Exercise description: Go through the listing and copy every line word for word.

Provided entries:
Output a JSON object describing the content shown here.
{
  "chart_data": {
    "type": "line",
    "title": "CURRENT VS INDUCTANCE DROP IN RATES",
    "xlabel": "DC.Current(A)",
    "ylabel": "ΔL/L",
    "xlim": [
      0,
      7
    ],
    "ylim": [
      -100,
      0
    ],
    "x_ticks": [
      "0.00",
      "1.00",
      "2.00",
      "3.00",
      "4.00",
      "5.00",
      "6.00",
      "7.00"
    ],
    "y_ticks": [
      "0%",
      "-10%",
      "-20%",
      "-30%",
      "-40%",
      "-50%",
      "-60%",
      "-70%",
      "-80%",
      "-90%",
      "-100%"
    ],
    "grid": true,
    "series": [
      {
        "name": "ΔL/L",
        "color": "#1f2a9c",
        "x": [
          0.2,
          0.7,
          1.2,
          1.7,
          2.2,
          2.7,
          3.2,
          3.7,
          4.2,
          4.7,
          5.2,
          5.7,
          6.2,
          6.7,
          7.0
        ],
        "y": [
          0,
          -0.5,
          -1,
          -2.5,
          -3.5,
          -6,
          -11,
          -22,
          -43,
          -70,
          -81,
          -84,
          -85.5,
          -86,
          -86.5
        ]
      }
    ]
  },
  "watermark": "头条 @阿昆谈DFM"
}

Task response:
Output a JSON object describing the content shown here.
{
  "chart_data": {
    "type": "line",
    "title": "CURRENT VS INDUCTANCE DROP IN RATES",
    "xlabel": "DC.Current(A)",
    "ylabel": "ΔL/L",
    "xlim": [
      0,
      7
    ],
    "ylim": [
      -100,
      0
    ],
    "x_ticks": [
      "0.00",
      "1.00",
      "2.00",
      "3.00",
      "4.00",
      "5.00",
      "6.00",
      "7.00"
    ],
    "y_ticks": [
      "0%",
      "-10%",
      "-20%",
      "-30%",
      "-40%",
      "-50%",
      "-60%",
      "-70%",
      "-80%",
      "-90%",
      "-100%"
    ],
    "grid": true,
    "series": [
      {
        "name": "ΔL/L",
        "color": "#1f2a9c",
        "x": [
          0.2,
          0.7,
          1.2,
          1.7,
          2.2,
          2.7,
          3.2,
          3.7,
          4.2,
          4.7,
          5.2,
          5.7,
          6.2,
          6.7,
          7.0
        ],
        "y": [
          0,
          -0.5,
          -1,
          -2.5,
          -3.5,
          -6,
          -11,
          -22,
          -43,
          -70,
          -81,
          -84,
          -85.5,
          -86,
          -86.5
        ]
      }
    ]
  },
  "watermark": "头条 @阿昆谈DFM"
}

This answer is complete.